INSTRUCTIONS TO FOLLOW:
Pictures do not belong in the copy; transcribe everything else in the records exactly.

INFORMATION SHOWN:
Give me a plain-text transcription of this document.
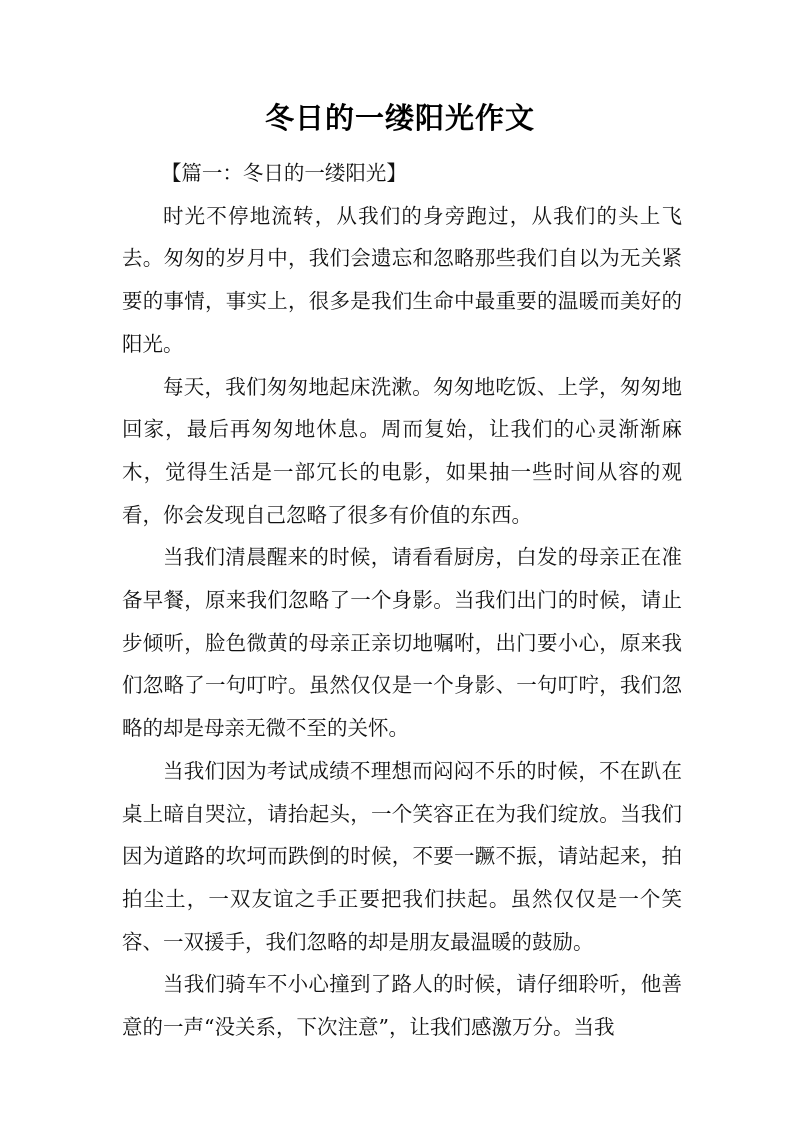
冬日的一缕阳光作文

【篇一：冬日的一缕阳光】

时光不停地流转，从我们的身旁跑过，从我们的头上飞去。匆匆的岁月中，我们会遗忘和忽略那些我们自以为无关紧要的事情，事实上，很多是我们生命中最重要的温暖而美好的阳光。

每天，我们匆匆地起床洗漱。匆匆地吃饭、上学，匆匆地回家，最后再匆匆地休息。周而复始，让我们的心灵渐渐麻木，觉得生活是一部冗长的电影，如果抽一些时间从容的观看，你会发现自己忽略了很多有价值的东西。

当我们清晨醒来的时候，请看看厨房，白发的母亲正在准备早餐，原来我们忽略了一个身影。当我们出门的时候，请止步倾听，脸色微黄的母亲正亲切地嘱咐，出门要小心，原来我们忽略了一句叮咛。虽然仅仅是一个身影、一句叮咛，我们忽略的却是母亲无微不至的关怀。

当我们因为考试成绩不理想而闷闷不乐的时候，不在趴在桌上暗自哭泣，请抬起头，一个笑容正在为我们绽放。当我们因为道路的坎坷而跌倒的时候，不要一蹶不振，请站起来，拍拍尘土，一双友谊之手正要把我们扶起。虽然仅仅是一个笑容、一双援手，我们忽略的却是朋友最温暖的鼓励。

当我们骑车不小心撞到了路人的时候，请仔细聆听，他善意的一声“没关系，下次注意”，让我们感激万分。当我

EXERCISE RESPONSE:
Give me a plain-text transcription of this document.
冬日的一缕阳光作文

【篇一：冬日的一缕阳光】

时光不停地流转，从我们的身旁跑过，从我们的头上飞去。匆匆的岁月中，我们会遗忘和忽略那些我们自以为无关紧要的事情，事实上，很多是我们生命中最重要的温暖而美好的阳光。

每天，我们匆匆地起床洗漱。匆匆地吃饭、上学，匆匆地回家，最后再匆匆地休息。周而复始，让我们的心灵渐渐麻木，觉得生活是一部冗长的电影，如果抽一些时间从容的观看，你会发现自己忽略了很多有价值的东西。

当我们清晨醒来的时候，请看看厨房，白发的母亲正在准备早餐，原来我们忽略了一个身影。当我们出门的时候，请止步倾听，脸色微黄的母亲正亲切地嘱咐，出门要小心，原来我们忽略了一句叮咛。虽然仅仅是一个身影、一句叮咛，我们忽略的却是母亲无微不至的关怀。

当我们因为考试成绩不理想而闷闷不乐的时候，不在趴在桌上暗自哭泣，请抬起头，一个笑容正在为我们绽放。当我们因为道路的坎坷而跌倒的时候，不要一蹶不振，请站起来，拍拍尘土，一双友谊之手正要把我们扶起。虽然仅仅是一个笑容、一双援手，我们忽略的却是朋友最温暖的鼓励。

当我们骑车不小心撞到了路人的时候，请仔细聆听，他善意的一声“没关系，下次注意”，让我们感激万分。当我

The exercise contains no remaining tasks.